[Dataset records]
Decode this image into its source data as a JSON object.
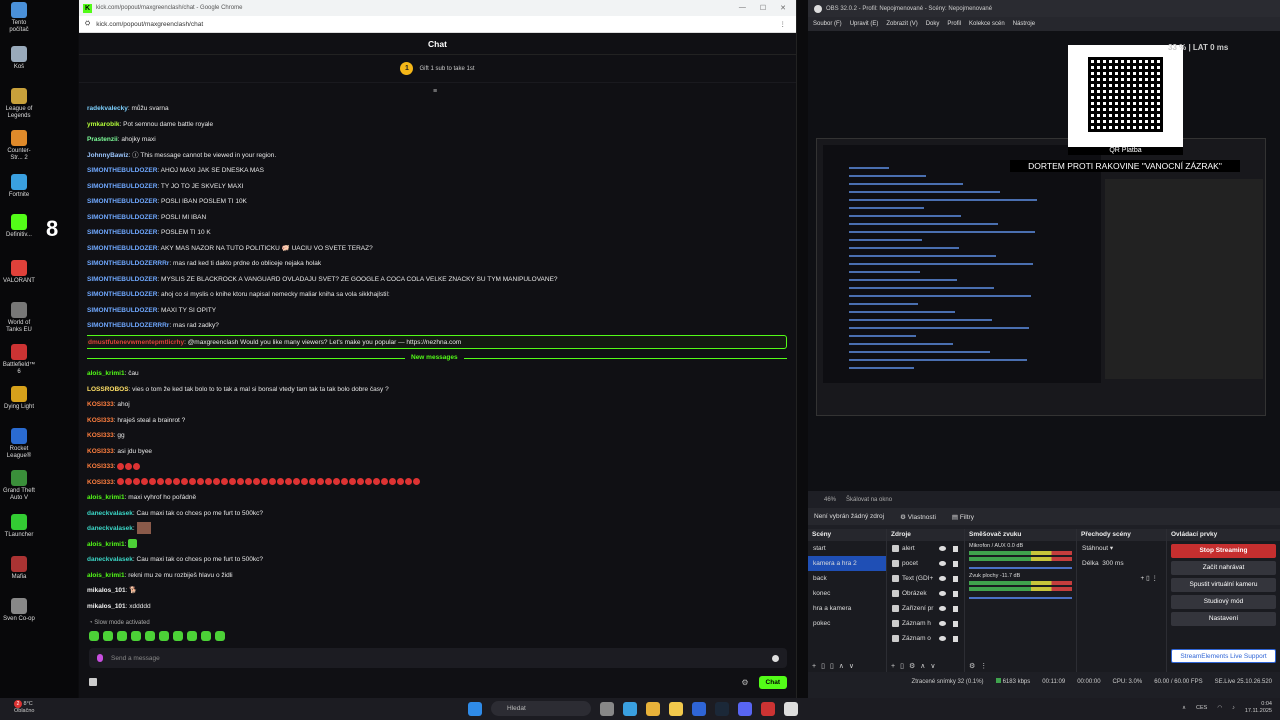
{
  "desktop": {
    "icons": [
      {
        "label": "Tento počítač",
        "color": "#4a90d9"
      },
      {
        "label": "Koš",
        "color": "#9ab"
      },
      {
        "label": "League of Legends",
        "color": "#c8a13b"
      },
      {
        "label": "Counter-Str... 2",
        "color": "#e08a2a"
      },
      {
        "label": "Fortnite",
        "color": "#3aa0e0"
      },
      {
        "label": "Definitiv...",
        "color": "#53fc18"
      },
      {
        "label": "VALORANT",
        "color": "#e0413a"
      },
      {
        "label": "World of Tanks EU",
        "color": "#777"
      },
      {
        "label": "Battlefield™ 6",
        "color": "#c33"
      },
      {
        "label": "Dying Light",
        "color": "#d6a11b"
      },
      {
        "label": "Rocket League®",
        "color": "#2a6bd1"
      },
      {
        "label": "Grand Theft Auto V",
        "color": "#3a8f3a"
      },
      {
        "label": "TLauncher",
        "color": "#3c3"
      },
      {
        "label": "Mafia",
        "color": "#a33"
      },
      {
        "label": "Sven Co-op",
        "color": "#888"
      }
    ],
    "kick_badge": "8"
  },
  "chrome": {
    "title": "kick.com/popout/maxgreenclash/chat - Google Chrome",
    "url": "kick.com/popout/maxgreenclash/chat",
    "favicon": "K"
  },
  "chat": {
    "header": "Chat",
    "gift_text": "Gift 1 sub to take 1st",
    "gift_coin": "1",
    "new_messages_label": "New messages",
    "messages_before": [
      {
        "user": "radekvalecky",
        "color": "#7dd1ff",
        "text": ": můžu svarna"
      },
      {
        "user": "ymkarobik",
        "color": "#b4ff3a",
        "text": ": Pot semnou dame battle royale"
      },
      {
        "user": "Prastenzii",
        "color": "#7dff9a",
        "text": ": ahojky maxi"
      },
      {
        "user": "JohnnyBawiz",
        "color": "#9cc7ff",
        "text": ": ⓘ This message cannot be viewed in your region."
      },
      {
        "user": "SIMONTHEBULDOZER",
        "color": "#6fa8ff",
        "text": ": AHOJ MAXI JAK SE DNESKA MAS"
      },
      {
        "user": "SIMONTHEBULDOZER",
        "color": "#6fa8ff",
        "text": ": TY JO TO JE SKVELY MAXI"
      },
      {
        "user": "SIMONTHEBULDOZER",
        "color": "#6fa8ff",
        "text": ": POSLI IBAN POSLEM TI 10K"
      },
      {
        "user": "SIMONTHEBULDOZER",
        "color": "#6fa8ff",
        "text": ": POSLI MI IBAN"
      },
      {
        "user": "SIMONTHEBULDOZER",
        "color": "#6fa8ff",
        "text": ": POSLEM TI 10 K"
      },
      {
        "user": "SIMONTHEBULDOZER",
        "color": "#6fa8ff",
        "text": ": AKY MAS NAZOR NA TUTO POLITICKU 🐖 UACIU VO SVETE TERAZ?"
      },
      {
        "user": "SIMONTHEBULDOZERRRr",
        "color": "#6fa8ff",
        "text": ": mas rad ked ti dakto prdne do obliceje nejaka holak"
      },
      {
        "user": "SIMONTHEBULDOZER",
        "color": "#6fa8ff",
        "text": ": MYSLIS ZE BLACKROCK A VANGUARD OVLADAJU SVET? ZE GOOGLE A COCA COLA VELKE ZNACKY SU TYM MANIPULOVANE?"
      },
      {
        "user": "SIMONTHEBULDOZER",
        "color": "#6fa8ff",
        "text": ": ahoj co si myslis o knihe ktoru napisal nemecky maliar kniha sa vola sikkhajlstil:"
      },
      {
        "user": "SIMONTHEBULDOZER",
        "color": "#6fa8ff",
        "text": ": MAXI TY SI OPITY"
      },
      {
        "user": "SIMONTHEBULDOZERRRr",
        "color": "#6fa8ff",
        "text": ": mas rad zadky?"
      }
    ],
    "highlight": {
      "user": "dmustfutenevwmentepmtlicrhy",
      "color": "#e0413a",
      "text": ": @maxgreenclash Would you like many viewers? Let's make you popular — https://nezhna.com"
    },
    "messages_after": [
      {
        "user": "alois_krimi1",
        "color": "#53fc18",
        "text": ": čau"
      },
      {
        "user": "LOSSROBOS",
        "color": "#ffe066",
        "text": ": vies o tom že ked tak bolo to to tak a mal si bonsal vtedy tam tak ta tak bolo dobre časy ?"
      },
      {
        "user": "KOSI333",
        "color": "#ff7f3f",
        "text": ": ahoj"
      },
      {
        "user": "KOSI333",
        "color": "#ff7f3f",
        "text": ": hraješ steal a brainrot ?"
      },
      {
        "user": "KOSI333",
        "color": "#ff7f3f",
        "text": ": gg"
      },
      {
        "user": "KOSI333",
        "color": "#ff7f3f",
        "text": ": asi jdu byee"
      },
      {
        "user": "KOSI333",
        "color": "#ff7f3f",
        "text": ": ",
        "emoji_red": 3
      },
      {
        "user": "KOSI333",
        "color": "#ff7f3f",
        "text": ": ",
        "emoji_red": 38
      },
      {
        "user": "alois_krimi1",
        "color": "#53fc18",
        "text": ": maxi vyhrof ho pořádně"
      },
      {
        "user": "daneckvalasek",
        "color": "#3bd6c6",
        "text": ": Cau maxi tak co chces po me furt to 500kc?"
      },
      {
        "user": "daneckvalasek",
        "color": "#3bd6c6",
        "text": ": ",
        "picture": true
      },
      {
        "user": "alois_krimi1",
        "color": "#53fc18",
        "text": ": ",
        "emoji_green": 1
      },
      {
        "user": "daneckvalasek",
        "color": "#3bd6c6",
        "text": ": Cau maxi tak co chces po me furt to 500kc?"
      },
      {
        "user": "alois_krimi1",
        "color": "#53fc18",
        "text": ": rekni mu ze mu rozbiješ hlavu o židli"
      },
      {
        "user": "mikalos_101",
        "color": "#f2f2f2",
        "text": ": 🐕"
      },
      {
        "user": "mikalos_101",
        "color": "#f2f2f2",
        "text": ": xddddd"
      }
    ],
    "slow_mode": "Slow mode activated",
    "send_placeholder": "Send a message",
    "send_button": "Chat"
  },
  "obs": {
    "title": "OBS 32.0.2 - Profil: Nepojmenované - Scény: Nepojmenované",
    "menu": [
      "Soubor (F)",
      "Upravit (E)",
      "Zobrazit (V)",
      "Doky",
      "Profil",
      "Kolekce scén",
      "Nástroje"
    ],
    "stats_overlay": "33 %  |  LAT 0 ms",
    "qr_label": "QR Platba",
    "donation_title": "DORTEM PROTI RAKOVINE \"VANOCNÍ ZÁZRAK\"",
    "zoom": "46%",
    "scale_label": "Škálovat na okno",
    "no_source": "Není vybrán žádný zdroj",
    "properties": "Vlastnosti",
    "filters": "Filtry",
    "docks": {
      "scenes_title": "Scény",
      "scenes": [
        "start",
        "kamera a hra 2",
        "back",
        "konec",
        "hra a kamera",
        "pokec"
      ],
      "selected_scene": "kamera a hra 2",
      "sources_title": "Zdroje",
      "sources": [
        "alert",
        "pocet",
        "Text (GDI+",
        "Obrázek",
        "Zařízení pr",
        "Záznam h",
        "Záznam o"
      ],
      "mixer_title": "Směšovač zvuku",
      "mixer": [
        {
          "name": "Mikrofon / AUX",
          "db": "0.0 dB"
        },
        {
          "name": "Zvuk plochy",
          "db": "-11.7 dB"
        }
      ],
      "transitions_title": "Přechody scény",
      "transition": "Stáhnout",
      "duration_label": "Délka",
      "duration": "300 ms",
      "controls_title": "Ovládací prvky",
      "controls": [
        "Stop Streaming",
        "Začít nahrávat",
        "Spustit virtuální kameru",
        "Studiový mód",
        "Nastavení"
      ],
      "se_button": "StreamElements Live Support"
    },
    "status": {
      "dropped": "Ztracené snímky 32 (0.1%)",
      "bitrate": "6183 kbps",
      "live_time": "00:11:09",
      "rec_time": "00:00:00",
      "cpu": "CPU: 3.0%",
      "fps": "60.00 / 60.00 FPS",
      "version": "SE.Live 25.10.26.520"
    }
  },
  "taskbar": {
    "weather_temp": "8°C",
    "weather_desc": "Oblačno",
    "weather_badge": "2",
    "search": "Hledat",
    "lang": "CES",
    "time": "0:04",
    "date": "17.11.2025"
  }
}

EXERCISE PROMPT>
Isolate the lines above that contain the word "kamera" and copy them.

OUTPUT FOR THIS TASK>
        "kamera a hra 2",
        "hra a kamera",
      "selected_scene": "kamera a hra 2",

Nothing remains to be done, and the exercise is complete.